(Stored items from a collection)
Content starts
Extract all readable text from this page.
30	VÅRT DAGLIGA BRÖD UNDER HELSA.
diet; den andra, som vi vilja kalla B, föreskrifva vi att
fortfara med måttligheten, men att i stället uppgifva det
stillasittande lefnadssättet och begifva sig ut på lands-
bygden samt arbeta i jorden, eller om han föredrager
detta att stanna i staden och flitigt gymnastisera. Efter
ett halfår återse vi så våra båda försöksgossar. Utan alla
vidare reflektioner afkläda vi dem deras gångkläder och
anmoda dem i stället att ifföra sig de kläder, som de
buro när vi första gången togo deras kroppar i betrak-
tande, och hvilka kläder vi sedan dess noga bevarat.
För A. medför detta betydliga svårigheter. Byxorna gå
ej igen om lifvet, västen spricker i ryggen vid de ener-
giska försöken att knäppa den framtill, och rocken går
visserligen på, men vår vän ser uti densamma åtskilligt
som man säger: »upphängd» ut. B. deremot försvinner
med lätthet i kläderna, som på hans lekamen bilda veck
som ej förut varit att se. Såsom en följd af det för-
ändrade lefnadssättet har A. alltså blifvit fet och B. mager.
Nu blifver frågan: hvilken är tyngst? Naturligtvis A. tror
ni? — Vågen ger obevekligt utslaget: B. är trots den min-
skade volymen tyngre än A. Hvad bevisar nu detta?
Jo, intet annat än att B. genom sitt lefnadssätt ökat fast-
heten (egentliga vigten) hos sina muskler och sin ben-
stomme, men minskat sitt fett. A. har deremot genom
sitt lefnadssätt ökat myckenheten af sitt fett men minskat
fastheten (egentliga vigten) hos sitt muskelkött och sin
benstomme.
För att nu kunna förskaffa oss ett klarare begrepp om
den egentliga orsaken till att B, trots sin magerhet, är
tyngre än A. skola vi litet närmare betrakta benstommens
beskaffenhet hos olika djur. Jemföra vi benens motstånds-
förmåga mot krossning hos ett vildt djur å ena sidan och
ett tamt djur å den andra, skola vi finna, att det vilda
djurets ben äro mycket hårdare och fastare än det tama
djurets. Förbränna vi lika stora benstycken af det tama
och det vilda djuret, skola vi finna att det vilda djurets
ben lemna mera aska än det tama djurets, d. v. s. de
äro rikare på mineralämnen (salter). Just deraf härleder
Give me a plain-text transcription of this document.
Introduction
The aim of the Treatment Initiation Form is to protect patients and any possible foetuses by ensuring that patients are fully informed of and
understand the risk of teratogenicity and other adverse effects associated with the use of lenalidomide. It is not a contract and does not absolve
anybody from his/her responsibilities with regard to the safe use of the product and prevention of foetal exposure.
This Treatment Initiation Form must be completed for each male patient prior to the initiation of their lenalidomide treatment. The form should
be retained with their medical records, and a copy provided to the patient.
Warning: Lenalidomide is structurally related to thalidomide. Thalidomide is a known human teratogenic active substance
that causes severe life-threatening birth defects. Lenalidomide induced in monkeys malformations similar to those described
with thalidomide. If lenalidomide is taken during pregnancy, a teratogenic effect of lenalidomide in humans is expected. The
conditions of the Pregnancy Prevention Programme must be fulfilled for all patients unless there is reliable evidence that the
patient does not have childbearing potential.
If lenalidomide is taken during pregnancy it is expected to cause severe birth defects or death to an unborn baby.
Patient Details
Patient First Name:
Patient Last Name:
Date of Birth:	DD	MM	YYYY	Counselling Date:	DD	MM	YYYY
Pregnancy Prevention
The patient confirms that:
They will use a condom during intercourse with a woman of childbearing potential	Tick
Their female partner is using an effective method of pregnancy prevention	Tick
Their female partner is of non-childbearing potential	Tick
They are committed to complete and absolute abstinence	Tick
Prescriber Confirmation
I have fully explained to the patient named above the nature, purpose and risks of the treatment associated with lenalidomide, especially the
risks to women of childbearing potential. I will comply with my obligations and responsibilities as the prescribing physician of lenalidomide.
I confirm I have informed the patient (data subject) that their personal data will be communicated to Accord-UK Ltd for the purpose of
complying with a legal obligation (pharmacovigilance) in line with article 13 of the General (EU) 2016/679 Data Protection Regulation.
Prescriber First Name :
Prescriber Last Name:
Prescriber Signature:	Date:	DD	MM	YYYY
Content ends
_Task instructions_
The expected answer is a copy of each line above containing "have".

_Answer to this exercise_
patient does not have childbearing potential.
I have fully explained to the patient named above the nature, purpose and risks of the treatment associated with lenalidomide, especially the
I confirm I have informed the patient (data subject) that their personal data will be communicated to Accord-UK Ltd for the purpose of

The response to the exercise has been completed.